WORK INSTRUCTIONS:
Copy out all lines of the records in which the word "selector" appears.

Chart and figure data:
◇ ◇ ◇ ◇ ◇
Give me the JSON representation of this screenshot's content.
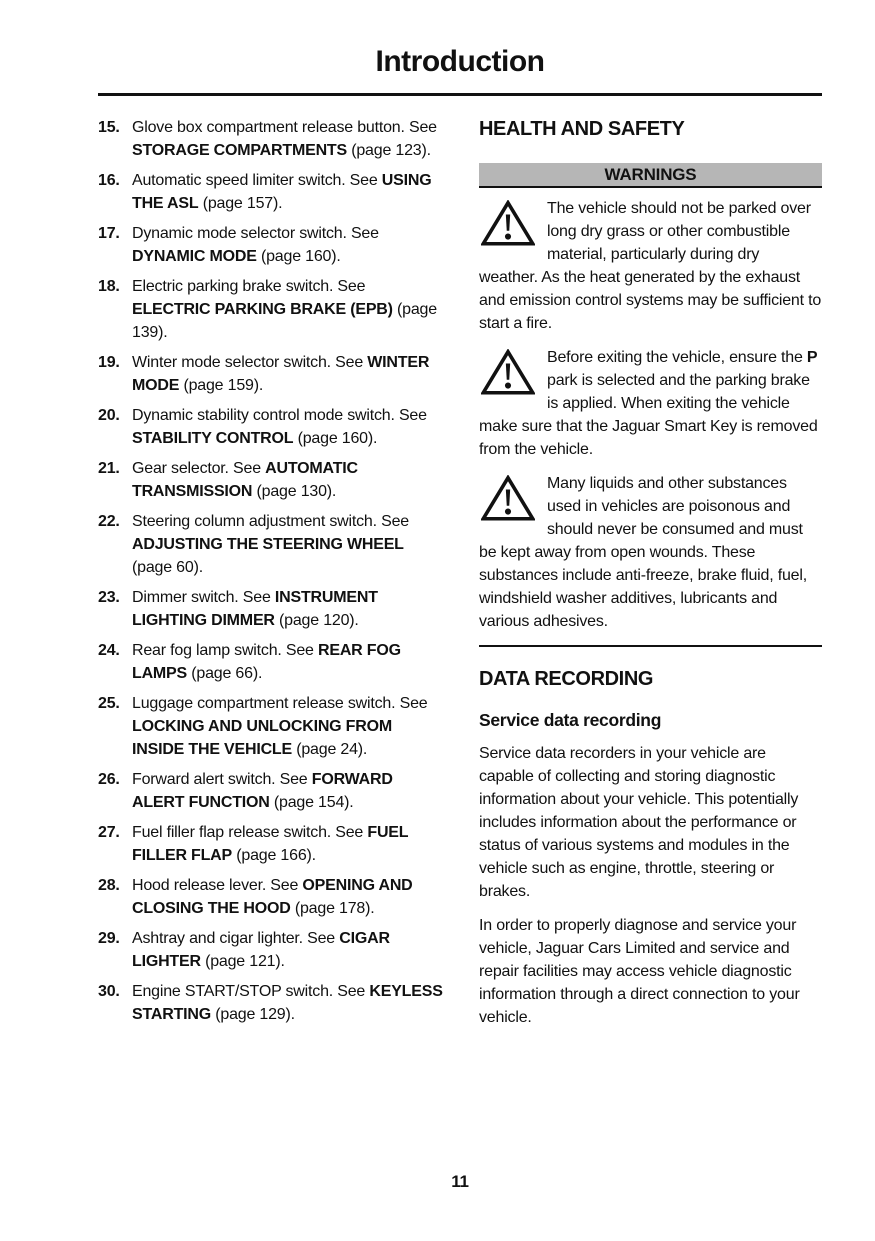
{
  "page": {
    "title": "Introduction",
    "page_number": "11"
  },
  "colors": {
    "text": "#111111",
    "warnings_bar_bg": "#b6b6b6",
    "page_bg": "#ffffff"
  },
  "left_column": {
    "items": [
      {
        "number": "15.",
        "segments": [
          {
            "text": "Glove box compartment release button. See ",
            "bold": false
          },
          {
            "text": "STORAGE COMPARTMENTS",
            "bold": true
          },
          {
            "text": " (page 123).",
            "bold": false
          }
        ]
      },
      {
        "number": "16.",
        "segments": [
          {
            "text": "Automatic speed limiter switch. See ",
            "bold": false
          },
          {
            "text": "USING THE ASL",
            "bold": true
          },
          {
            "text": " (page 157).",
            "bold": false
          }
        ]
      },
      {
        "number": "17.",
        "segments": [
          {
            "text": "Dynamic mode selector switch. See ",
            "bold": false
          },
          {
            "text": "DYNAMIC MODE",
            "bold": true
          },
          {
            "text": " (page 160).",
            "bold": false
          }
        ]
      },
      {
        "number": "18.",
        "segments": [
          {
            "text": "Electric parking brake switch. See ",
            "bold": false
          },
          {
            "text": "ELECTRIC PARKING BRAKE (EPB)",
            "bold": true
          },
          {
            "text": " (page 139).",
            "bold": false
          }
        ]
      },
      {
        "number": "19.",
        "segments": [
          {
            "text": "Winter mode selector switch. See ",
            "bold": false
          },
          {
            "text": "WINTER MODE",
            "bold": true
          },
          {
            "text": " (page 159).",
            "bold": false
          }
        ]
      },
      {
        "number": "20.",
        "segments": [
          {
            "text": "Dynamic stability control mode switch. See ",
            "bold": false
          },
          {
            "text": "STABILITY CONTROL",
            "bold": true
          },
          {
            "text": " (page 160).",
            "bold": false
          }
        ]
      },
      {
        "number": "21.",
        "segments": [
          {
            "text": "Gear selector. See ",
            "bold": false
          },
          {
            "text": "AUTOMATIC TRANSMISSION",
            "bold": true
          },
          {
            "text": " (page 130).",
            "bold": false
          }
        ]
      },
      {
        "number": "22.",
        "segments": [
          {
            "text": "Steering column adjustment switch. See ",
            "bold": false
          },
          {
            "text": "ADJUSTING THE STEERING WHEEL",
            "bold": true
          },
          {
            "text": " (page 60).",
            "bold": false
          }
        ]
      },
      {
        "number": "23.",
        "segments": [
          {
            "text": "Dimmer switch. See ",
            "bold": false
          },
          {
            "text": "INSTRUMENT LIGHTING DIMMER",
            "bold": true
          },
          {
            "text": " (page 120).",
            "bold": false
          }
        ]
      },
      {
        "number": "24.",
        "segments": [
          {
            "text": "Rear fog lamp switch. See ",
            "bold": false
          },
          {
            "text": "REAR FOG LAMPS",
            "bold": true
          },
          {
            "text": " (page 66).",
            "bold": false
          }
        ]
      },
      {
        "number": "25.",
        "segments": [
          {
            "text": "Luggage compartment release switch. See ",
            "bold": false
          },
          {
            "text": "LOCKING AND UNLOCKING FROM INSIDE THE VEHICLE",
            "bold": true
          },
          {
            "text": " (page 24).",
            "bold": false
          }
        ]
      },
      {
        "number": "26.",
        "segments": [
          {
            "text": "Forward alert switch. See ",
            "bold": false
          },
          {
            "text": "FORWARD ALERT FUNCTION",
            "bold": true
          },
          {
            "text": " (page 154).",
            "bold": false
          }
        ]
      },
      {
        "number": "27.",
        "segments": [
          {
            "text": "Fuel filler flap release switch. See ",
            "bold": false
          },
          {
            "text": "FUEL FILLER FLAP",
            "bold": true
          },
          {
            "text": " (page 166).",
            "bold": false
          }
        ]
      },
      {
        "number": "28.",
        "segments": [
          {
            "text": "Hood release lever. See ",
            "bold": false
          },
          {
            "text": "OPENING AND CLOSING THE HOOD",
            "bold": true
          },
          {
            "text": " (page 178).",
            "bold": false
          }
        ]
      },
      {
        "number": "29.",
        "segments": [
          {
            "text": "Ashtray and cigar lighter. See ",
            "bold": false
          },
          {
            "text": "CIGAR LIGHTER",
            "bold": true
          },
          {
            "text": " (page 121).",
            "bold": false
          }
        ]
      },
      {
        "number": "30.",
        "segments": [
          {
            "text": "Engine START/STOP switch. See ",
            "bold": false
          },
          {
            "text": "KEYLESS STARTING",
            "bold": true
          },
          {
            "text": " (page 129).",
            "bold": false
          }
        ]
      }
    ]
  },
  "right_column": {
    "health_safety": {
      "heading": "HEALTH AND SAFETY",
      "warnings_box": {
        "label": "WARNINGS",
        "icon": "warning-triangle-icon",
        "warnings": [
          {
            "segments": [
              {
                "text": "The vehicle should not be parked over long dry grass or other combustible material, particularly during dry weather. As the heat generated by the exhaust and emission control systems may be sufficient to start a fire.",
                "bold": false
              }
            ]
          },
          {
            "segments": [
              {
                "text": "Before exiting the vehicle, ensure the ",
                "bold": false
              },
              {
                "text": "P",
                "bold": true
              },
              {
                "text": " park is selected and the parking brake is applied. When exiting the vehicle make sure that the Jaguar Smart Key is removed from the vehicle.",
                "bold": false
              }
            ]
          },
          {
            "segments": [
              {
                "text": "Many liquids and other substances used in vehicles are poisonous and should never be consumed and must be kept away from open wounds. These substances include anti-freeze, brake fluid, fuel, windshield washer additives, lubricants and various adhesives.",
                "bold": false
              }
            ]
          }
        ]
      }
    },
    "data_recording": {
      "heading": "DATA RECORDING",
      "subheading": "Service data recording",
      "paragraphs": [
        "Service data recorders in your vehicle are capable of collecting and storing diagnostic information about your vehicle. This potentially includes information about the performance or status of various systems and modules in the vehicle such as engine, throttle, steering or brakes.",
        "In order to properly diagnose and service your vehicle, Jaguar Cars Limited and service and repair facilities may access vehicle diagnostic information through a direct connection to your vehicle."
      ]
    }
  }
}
◇ ◇ ◇ ◇ ◇
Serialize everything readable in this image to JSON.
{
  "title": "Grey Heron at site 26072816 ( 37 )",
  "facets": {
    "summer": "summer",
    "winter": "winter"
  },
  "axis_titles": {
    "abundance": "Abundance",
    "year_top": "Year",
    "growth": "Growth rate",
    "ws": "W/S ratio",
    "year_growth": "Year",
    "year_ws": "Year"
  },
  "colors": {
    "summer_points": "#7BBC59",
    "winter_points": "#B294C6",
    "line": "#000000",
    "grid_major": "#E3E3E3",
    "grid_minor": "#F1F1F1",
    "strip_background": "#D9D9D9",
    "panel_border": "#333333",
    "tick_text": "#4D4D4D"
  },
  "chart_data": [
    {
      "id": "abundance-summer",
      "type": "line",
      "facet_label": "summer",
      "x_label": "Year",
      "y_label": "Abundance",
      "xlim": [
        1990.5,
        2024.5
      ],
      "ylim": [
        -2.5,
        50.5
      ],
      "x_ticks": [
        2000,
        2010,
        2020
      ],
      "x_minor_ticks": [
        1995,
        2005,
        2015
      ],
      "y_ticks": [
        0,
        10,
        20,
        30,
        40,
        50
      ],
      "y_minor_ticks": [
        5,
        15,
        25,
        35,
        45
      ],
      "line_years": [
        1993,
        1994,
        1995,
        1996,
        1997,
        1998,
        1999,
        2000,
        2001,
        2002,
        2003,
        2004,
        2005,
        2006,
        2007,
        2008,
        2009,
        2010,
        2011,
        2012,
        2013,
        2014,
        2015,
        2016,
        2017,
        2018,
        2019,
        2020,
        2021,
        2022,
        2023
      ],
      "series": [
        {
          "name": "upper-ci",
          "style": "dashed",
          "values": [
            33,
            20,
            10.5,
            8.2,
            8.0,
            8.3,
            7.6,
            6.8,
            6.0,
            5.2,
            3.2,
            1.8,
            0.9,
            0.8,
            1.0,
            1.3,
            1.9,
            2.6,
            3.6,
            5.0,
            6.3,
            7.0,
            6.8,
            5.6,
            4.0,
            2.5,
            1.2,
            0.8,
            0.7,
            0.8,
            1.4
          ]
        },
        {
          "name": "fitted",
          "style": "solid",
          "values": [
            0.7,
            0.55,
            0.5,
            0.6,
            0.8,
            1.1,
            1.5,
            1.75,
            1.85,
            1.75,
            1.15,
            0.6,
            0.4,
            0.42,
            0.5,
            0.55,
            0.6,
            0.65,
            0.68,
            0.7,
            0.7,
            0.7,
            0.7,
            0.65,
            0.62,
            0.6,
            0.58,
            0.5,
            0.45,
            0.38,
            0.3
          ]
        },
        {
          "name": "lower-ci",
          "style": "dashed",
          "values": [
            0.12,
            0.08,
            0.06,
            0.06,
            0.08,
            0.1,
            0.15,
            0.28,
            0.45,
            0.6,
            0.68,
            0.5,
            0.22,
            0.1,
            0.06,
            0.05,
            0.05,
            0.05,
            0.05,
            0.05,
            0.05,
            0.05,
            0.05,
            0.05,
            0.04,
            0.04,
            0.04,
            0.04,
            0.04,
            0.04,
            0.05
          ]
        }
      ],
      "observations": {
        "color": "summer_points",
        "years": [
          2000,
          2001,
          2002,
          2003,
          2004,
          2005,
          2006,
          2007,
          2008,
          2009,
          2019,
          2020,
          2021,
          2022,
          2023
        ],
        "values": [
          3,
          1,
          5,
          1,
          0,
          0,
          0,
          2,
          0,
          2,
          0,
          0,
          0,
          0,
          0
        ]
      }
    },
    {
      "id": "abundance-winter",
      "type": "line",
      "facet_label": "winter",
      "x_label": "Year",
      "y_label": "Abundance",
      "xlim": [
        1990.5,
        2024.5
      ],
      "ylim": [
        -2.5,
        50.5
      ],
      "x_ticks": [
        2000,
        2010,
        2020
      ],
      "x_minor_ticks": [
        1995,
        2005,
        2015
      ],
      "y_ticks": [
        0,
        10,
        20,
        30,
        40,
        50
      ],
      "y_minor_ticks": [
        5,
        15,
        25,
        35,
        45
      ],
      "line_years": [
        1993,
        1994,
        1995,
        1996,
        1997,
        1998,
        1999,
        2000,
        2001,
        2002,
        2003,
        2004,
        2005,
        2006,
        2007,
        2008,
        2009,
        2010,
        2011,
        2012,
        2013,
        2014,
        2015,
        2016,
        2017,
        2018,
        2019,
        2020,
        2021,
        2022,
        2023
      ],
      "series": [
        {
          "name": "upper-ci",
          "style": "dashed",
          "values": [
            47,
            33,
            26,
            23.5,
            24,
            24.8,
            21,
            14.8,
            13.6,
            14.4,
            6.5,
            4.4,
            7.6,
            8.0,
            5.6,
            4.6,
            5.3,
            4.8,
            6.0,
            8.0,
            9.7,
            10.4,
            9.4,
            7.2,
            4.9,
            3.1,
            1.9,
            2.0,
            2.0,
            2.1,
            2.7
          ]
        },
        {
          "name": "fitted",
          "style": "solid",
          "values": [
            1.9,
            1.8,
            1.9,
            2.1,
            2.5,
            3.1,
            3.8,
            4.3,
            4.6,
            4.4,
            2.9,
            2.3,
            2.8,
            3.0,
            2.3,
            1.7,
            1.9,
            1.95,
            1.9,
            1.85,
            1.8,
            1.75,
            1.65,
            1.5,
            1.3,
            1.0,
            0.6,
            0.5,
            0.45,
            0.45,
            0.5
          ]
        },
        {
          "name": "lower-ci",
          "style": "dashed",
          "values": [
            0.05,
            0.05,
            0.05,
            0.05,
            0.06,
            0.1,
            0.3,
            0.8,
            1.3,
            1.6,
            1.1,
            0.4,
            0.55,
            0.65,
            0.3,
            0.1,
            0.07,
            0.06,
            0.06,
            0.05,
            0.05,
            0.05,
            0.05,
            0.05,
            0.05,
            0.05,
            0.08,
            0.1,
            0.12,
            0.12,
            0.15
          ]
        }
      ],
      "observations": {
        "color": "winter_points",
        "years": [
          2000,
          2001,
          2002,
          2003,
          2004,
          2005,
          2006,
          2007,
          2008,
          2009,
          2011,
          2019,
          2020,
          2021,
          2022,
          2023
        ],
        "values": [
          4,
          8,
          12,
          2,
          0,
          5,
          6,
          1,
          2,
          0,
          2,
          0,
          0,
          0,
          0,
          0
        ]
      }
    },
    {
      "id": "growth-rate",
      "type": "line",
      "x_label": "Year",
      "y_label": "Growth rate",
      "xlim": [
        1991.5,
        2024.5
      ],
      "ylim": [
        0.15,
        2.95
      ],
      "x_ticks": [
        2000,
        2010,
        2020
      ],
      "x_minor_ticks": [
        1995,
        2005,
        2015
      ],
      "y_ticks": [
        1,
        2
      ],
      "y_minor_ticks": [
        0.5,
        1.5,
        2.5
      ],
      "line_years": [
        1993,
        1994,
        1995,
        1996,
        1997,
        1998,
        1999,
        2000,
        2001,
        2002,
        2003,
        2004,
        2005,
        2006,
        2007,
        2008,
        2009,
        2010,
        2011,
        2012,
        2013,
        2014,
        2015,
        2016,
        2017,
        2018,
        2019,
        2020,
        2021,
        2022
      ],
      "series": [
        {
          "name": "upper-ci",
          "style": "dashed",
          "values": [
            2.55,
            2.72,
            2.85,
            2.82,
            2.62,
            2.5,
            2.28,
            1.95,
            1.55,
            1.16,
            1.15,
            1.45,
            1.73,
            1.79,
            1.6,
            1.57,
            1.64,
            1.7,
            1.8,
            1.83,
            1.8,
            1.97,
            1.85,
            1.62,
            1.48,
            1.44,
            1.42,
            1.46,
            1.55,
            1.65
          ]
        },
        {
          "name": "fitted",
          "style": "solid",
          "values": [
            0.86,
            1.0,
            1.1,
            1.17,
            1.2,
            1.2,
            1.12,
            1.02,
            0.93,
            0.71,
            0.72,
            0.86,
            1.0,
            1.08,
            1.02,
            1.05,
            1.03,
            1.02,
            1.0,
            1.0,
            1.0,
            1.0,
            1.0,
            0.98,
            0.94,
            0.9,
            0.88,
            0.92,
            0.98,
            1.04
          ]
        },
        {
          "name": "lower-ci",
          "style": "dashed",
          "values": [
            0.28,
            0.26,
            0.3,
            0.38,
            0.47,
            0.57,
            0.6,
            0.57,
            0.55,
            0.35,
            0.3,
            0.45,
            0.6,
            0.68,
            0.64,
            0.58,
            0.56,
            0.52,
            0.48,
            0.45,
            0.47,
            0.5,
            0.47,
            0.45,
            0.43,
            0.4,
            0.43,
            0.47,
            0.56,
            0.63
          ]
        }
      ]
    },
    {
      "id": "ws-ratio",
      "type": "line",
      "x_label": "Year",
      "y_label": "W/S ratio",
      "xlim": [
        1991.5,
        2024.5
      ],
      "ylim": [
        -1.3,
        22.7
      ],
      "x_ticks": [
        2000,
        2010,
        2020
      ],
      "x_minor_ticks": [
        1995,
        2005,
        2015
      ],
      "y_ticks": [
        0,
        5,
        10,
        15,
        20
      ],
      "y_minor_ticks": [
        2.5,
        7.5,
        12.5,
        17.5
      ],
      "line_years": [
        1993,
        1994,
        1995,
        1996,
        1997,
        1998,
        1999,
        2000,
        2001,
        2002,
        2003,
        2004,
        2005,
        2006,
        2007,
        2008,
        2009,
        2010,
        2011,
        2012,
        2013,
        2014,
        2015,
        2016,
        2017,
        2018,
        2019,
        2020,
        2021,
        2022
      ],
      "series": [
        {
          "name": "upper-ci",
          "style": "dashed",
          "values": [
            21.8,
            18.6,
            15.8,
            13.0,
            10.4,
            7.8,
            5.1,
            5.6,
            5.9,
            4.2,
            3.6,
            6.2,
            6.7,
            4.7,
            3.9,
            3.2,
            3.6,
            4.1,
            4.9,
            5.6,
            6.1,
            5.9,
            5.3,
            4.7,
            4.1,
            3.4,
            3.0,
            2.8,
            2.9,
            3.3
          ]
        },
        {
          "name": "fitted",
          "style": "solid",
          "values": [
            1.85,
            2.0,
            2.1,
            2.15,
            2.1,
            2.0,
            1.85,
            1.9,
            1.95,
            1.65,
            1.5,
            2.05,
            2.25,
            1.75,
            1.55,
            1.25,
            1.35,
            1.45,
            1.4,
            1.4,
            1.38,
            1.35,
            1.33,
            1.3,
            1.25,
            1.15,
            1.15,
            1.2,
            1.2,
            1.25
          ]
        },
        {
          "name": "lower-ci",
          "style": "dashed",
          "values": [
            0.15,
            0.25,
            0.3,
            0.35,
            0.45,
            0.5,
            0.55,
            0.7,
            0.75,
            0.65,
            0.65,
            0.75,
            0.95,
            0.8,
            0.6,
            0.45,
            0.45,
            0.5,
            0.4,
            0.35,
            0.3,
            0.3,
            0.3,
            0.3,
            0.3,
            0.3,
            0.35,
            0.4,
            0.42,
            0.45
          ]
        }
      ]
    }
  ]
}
◇ ◇ ◇ ◇ ◇
RESULT OF THIS EXERCISE:
            "text": "Dynamic mode selector switch. See ",
            "text": "Winter mode selector switch. See ",
            "text": "Gear selector. See ",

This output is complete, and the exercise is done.